━━━ Data for this task
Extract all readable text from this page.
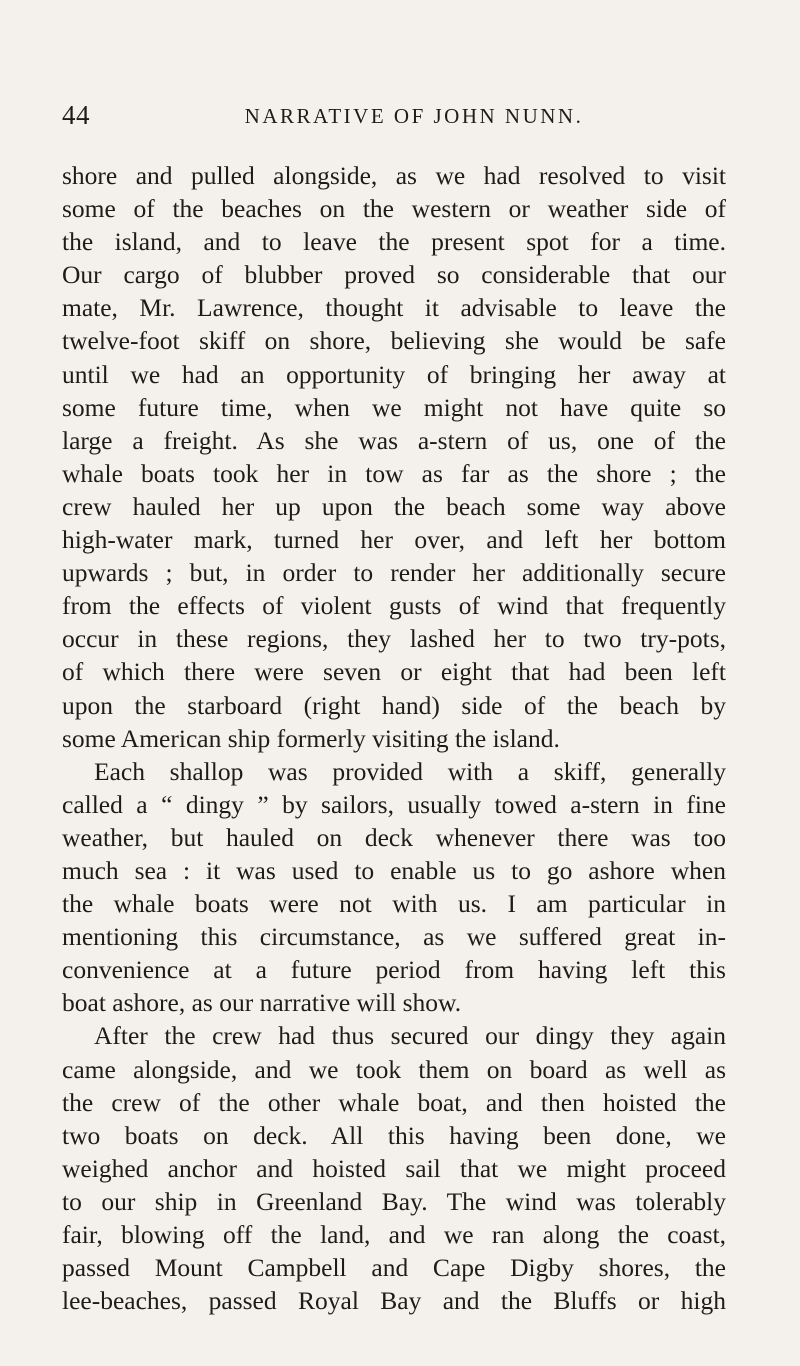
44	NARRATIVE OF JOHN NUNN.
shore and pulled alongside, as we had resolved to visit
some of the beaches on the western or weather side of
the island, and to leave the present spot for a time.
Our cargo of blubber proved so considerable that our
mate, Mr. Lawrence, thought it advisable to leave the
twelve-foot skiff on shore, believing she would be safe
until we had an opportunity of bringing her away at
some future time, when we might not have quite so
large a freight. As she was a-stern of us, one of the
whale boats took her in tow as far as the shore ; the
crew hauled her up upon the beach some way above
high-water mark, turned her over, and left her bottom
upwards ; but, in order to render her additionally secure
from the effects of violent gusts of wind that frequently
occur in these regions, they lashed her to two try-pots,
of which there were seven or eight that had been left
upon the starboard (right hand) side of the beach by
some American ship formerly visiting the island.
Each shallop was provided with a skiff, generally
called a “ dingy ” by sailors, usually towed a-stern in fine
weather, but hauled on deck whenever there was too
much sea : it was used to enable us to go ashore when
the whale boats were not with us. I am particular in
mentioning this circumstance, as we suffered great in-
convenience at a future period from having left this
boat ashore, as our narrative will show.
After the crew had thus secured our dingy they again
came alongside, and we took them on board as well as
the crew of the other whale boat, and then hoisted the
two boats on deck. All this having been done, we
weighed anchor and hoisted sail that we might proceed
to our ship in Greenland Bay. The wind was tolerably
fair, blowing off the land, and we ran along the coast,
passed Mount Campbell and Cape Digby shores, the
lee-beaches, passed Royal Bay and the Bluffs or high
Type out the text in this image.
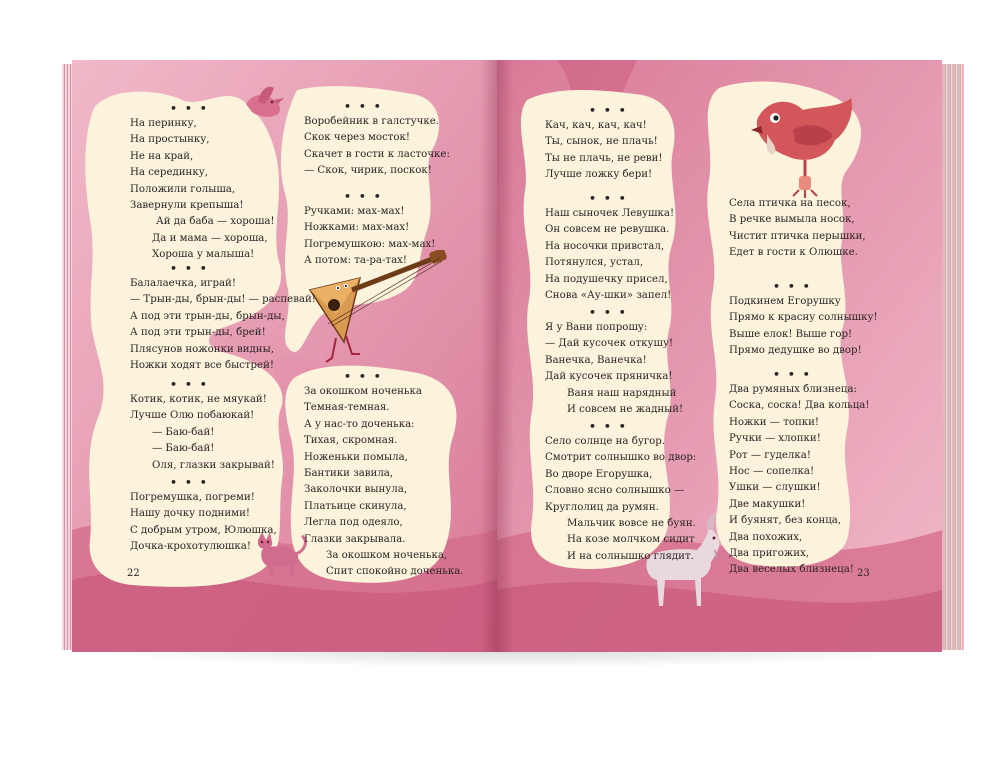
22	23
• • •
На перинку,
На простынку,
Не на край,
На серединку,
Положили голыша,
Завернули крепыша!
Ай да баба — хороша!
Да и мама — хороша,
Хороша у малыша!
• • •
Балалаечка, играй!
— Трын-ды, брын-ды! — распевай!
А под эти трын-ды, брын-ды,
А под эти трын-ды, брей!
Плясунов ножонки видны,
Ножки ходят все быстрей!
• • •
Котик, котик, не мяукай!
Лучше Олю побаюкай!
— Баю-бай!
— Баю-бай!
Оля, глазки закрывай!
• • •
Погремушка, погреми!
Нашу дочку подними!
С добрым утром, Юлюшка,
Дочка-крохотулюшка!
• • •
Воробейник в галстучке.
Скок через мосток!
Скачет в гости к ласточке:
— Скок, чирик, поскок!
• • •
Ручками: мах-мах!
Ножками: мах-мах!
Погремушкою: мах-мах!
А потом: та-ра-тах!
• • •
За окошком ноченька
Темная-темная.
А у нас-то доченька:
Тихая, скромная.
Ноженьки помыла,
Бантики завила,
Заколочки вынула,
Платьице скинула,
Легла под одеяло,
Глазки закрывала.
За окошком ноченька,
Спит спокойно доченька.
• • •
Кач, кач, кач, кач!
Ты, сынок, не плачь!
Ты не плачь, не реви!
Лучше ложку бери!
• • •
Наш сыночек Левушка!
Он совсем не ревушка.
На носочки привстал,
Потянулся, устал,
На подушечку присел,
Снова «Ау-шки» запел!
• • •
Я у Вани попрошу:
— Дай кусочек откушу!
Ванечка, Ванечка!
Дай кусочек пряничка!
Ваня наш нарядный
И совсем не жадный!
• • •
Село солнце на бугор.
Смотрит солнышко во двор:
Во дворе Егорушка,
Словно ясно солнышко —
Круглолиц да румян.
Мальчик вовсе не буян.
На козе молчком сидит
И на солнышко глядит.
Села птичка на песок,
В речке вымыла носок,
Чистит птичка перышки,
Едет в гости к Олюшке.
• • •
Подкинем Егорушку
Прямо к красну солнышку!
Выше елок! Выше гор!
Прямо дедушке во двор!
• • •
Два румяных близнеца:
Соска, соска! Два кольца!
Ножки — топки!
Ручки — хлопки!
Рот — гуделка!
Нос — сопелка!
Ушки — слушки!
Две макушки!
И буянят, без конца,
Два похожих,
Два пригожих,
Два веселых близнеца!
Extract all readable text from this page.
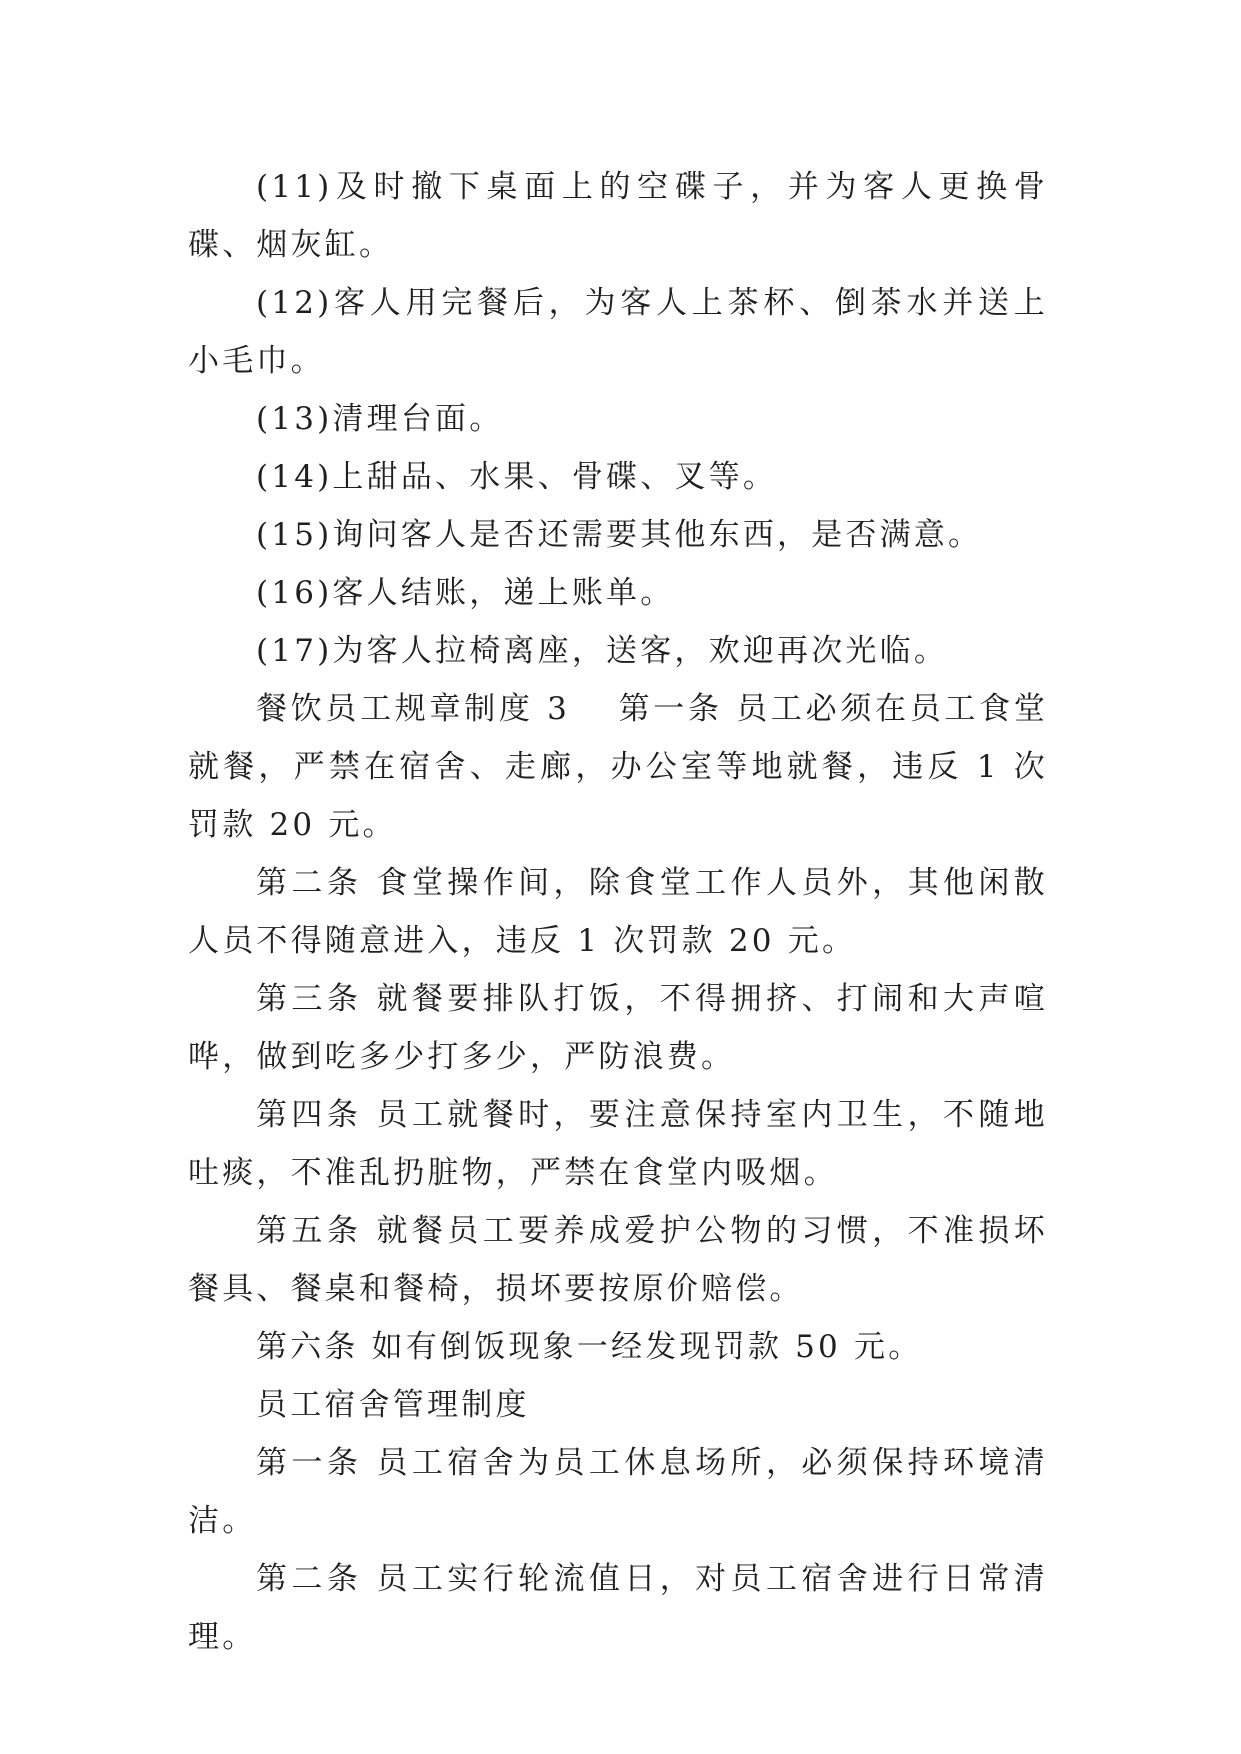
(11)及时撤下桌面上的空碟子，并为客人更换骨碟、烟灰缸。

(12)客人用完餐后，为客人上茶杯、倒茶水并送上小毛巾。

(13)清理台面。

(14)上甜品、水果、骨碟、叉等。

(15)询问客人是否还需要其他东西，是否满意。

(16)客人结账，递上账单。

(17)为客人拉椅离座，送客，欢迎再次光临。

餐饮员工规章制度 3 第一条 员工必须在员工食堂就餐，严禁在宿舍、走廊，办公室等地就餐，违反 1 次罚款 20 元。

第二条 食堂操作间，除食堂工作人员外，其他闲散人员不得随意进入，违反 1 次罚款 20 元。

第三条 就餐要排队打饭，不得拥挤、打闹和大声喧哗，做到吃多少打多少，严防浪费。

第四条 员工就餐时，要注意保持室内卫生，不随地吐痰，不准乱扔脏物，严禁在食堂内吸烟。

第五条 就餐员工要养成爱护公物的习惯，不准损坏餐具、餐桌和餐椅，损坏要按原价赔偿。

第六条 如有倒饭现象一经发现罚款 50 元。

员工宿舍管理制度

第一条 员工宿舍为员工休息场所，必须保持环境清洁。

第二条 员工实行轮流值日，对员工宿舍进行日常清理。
━━━━━━
### Given instruction
Reproduce each entry precisely. Leave the pictures out.

### Full solution
Extract all readable text from this page.
44	NARRATIVE OF JOHN NUNN.
shore and pulled alongside, as we had resolved to visit
some of the beaches on the western or weather side of
the island, and to leave the present spot for a time.
Our cargo of blubber proved so considerable that our
mate, Mr. Lawrence, thought it advisable to leave the
twelve-foot skiff on shore, believing she would be safe
until we had an opportunity of bringing her away at
some future time, when we might not have quite so
large a freight. As she was a-stern of us, one of the
whale boats took her in tow as far as the shore ; the
crew hauled her up upon the beach some way above
high-water mark, turned her over, and left her bottom
upwards ; but, in order to render her additionally secure
from the effects of violent gusts of wind that frequently
occur in these regions, they lashed her to two try-pots,
of which there were seven or eight that had been left
upon the starboard (right hand) side of the beach by
some American ship formerly visiting the island.
Each shallop was provided with a skiff, generally
called a “ dingy ” by sailors, usually towed a-stern in fine
weather, but hauled on deck whenever there was too
much sea : it was used to enable us to go ashore when
the whale boats were not with us. I am particular in
mentioning this circumstance, as we suffered great in-
convenience at a future period from having left this
boat ashore, as our narrative will show.
After the crew had thus secured our dingy they again
came alongside, and we took them on board as well as
the crew of the other whale boat, and then hoisted the
two boats on deck. All this having been done, we
weighed anchor and hoisted sail that we might proceed
to our ship in Greenland Bay. The wind was tolerably
fair, blowing off the land, and we ran along the coast,
passed Mount Campbell and Cape Digby shores, the
lee-beaches, passed Royal Bay and the Bluffs or high
Type out the text in this image.
22	23
• • •
На перинку,
На простынку,
Не на край,
На серединку,
Положили голыша,
Завернули крепыша!
Ай да баба — хороша!
Да и мама — хороша,
Хороша у малыша!
• • •
Балалаечка, играй!
— Трын-ды, брын-ды! — распевай!
А под эти трын-ды, брын-ды,
А под эти трын-ды, брей!
Плясунов ножонки видны,
Ножки ходят все быстрей!
• • •
Котик, котик, не мяукай!
Лучше Олю побаюкай!
— Баю-бай!
— Баю-бай!
Оля, глазки закрывай!
• • •
Погремушка, погреми!
Нашу дочку подними!
С добрым утром, Юлюшка,
Дочка-крохотулюшка!
• • •
Воробейник в галстучке.
Скок через мосток!
Скачет в гости к ласточке:
— Скок, чирик, поскок!
• • •
Ручками: мах-мах!
Ножками: мах-мах!
Погремушкою: мах-мах!
А потом: та-ра-тах!
• • •
За окошком ноченька
Темная-темная.
А у нас-то доченька:
Тихая, скромная.
Ноженьки помыла,
Бантики завила,
Заколочки вынула,
Платьице скинула,
Легла под одеяло,
Глазки закрывала.
За окошком ноченька,
Спит спокойно доченька.
• • •
Кач, кач, кач, кач!
Ты, сынок, не плачь!
Ты не плачь, не реви!
Лучше ложку бери!
• • •
Наш сыночек Левушка!
Он совсем не ревушка.
На носочки привстал,
Потянулся, устал,
На подушечку присел,
Снова «Ау-шки» запел!
• • •
Я у Вани попрошу:
— Дай кусочек откушу!
Ванечка, Ванечка!
Дай кусочек пряничка!
Ваня наш нарядный
И совсем не жадный!
• • •
Село солнце на бугор.
Смотрит солнышко во двор:
Во дворе Егорушка,
Словно ясно солнышко —
Круглолиц да румян.
Мальчик вовсе не буян.
На козе молчком сидит
И на солнышко глядит.
Села птичка на песок,
В речке вымыла носок,
Чистит птичка перышки,
Едет в гости к Олюшке.
• • •
Подкинем Егорушку
Прямо к красну солнышку!
Выше елок! Выше гор!
Прямо дедушке во двор!
• • •
Два румяных близнеца:
Соска, соска! Два кольца!
Ножки — топки!
Ручки — хлопки!
Рот — гуделка!
Нос — сопелка!
Ушки — слушки!
Две макушки!
И буянят, без конца,
Два похожих,
Два пригожих,
Два веселых близнеца!
Extract all readable text from this page.
(11)及时撤下桌面上的空碟子，并为客人更换骨碟、烟灰缸。

(12)客人用完餐后，为客人上茶杯、倒茶水并送上小毛巾。

(13)清理台面。

(14)上甜品、水果、骨碟、叉等。

(15)询问客人是否还需要其他东西，是否满意。

(16)客人结账，递上账单。

(17)为客人拉椅离座，送客，欢迎再次光临。

餐饮员工规章制度 3 第一条 员工必须在员工食堂就餐，严禁在宿舍、走廊，办公室等地就餐，违反 1 次罚款 20 元。

第二条 食堂操作间，除食堂工作人员外，其他闲散人员不得随意进入，违反 1 次罚款 20 元。

第三条 就餐要排队打饭，不得拥挤、打闹和大声喧哗，做到吃多少打多少，严防浪费。

第四条 员工就餐时，要注意保持室内卫生，不随地吐痰，不准乱扔脏物，严禁在食堂内吸烟。

第五条 就餐员工要养成爱护公物的习惯，不准损坏餐具、餐桌和餐椅，损坏要按原价赔偿。

第六条 如有倒饭现象一经发现罚款 50 元。

员工宿舍管理制度

第一条 员工宿舍为员工休息场所，必须保持环境清洁。

第二条 员工实行轮流值日，对员工宿舍进行日常清理。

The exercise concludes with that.